#### Aim
In the records below, find each line with the word "include" and copy it.

#### Task input

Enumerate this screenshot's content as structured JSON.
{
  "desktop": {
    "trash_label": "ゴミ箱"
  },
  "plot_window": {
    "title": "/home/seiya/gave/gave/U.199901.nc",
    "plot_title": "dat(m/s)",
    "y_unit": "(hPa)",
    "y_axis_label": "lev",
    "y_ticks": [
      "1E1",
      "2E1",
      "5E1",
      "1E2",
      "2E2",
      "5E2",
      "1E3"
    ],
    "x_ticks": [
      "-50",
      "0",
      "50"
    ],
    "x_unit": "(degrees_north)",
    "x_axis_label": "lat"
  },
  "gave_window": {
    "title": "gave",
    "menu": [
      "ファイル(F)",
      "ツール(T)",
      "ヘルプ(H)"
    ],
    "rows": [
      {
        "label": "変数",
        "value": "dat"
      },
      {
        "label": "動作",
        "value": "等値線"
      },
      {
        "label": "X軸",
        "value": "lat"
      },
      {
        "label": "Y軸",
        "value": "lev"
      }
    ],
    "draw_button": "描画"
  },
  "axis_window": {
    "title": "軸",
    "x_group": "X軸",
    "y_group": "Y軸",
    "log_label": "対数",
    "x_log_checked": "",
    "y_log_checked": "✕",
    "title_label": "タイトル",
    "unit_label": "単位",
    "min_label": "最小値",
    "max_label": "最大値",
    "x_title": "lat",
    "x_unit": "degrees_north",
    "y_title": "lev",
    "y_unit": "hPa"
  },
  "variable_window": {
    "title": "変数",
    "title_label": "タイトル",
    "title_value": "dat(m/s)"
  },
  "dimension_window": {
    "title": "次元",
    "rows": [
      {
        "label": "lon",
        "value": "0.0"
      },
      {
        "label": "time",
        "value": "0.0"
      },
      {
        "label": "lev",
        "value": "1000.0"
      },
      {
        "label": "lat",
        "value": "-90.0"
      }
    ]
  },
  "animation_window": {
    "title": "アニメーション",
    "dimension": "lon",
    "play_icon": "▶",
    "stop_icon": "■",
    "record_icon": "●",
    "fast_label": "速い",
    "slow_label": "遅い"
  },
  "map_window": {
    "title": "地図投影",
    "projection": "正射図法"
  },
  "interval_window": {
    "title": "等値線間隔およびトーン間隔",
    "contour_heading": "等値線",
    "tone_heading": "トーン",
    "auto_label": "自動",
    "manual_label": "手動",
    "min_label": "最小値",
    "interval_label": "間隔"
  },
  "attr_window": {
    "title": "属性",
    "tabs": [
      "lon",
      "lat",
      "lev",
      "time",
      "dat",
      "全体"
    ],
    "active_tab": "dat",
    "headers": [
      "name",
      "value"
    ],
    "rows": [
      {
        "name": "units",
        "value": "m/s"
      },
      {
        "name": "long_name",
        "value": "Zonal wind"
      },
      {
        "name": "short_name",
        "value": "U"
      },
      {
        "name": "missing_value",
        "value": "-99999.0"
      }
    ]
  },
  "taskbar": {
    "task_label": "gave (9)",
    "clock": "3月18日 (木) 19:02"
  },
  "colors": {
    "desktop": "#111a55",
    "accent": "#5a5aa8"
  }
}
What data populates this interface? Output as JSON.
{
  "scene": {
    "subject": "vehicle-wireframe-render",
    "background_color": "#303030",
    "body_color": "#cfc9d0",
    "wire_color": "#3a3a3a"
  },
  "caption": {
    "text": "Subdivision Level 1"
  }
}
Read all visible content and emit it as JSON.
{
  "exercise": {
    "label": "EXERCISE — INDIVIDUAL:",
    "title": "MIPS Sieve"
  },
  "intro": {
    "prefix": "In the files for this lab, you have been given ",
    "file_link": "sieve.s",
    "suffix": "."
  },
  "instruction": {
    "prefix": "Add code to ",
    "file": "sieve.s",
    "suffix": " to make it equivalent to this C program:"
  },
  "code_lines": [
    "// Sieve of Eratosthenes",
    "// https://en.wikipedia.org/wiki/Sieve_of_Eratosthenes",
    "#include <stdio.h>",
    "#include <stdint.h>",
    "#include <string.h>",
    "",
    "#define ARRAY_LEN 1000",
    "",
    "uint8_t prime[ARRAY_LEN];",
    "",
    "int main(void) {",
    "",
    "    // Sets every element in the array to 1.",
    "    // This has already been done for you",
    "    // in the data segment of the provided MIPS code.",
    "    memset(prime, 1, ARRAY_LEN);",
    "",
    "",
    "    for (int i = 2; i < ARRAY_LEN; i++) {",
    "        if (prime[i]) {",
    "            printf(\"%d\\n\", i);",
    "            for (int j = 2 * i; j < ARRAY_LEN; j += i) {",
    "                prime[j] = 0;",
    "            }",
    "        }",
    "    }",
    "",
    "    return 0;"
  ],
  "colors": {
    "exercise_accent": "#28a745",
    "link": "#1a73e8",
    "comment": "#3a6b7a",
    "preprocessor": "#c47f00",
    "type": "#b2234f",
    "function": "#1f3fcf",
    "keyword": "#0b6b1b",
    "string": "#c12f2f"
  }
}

#### Exercise result
    "#include <stdio.h>",
    "#include <stdint.h>",
    "#include <string.h>",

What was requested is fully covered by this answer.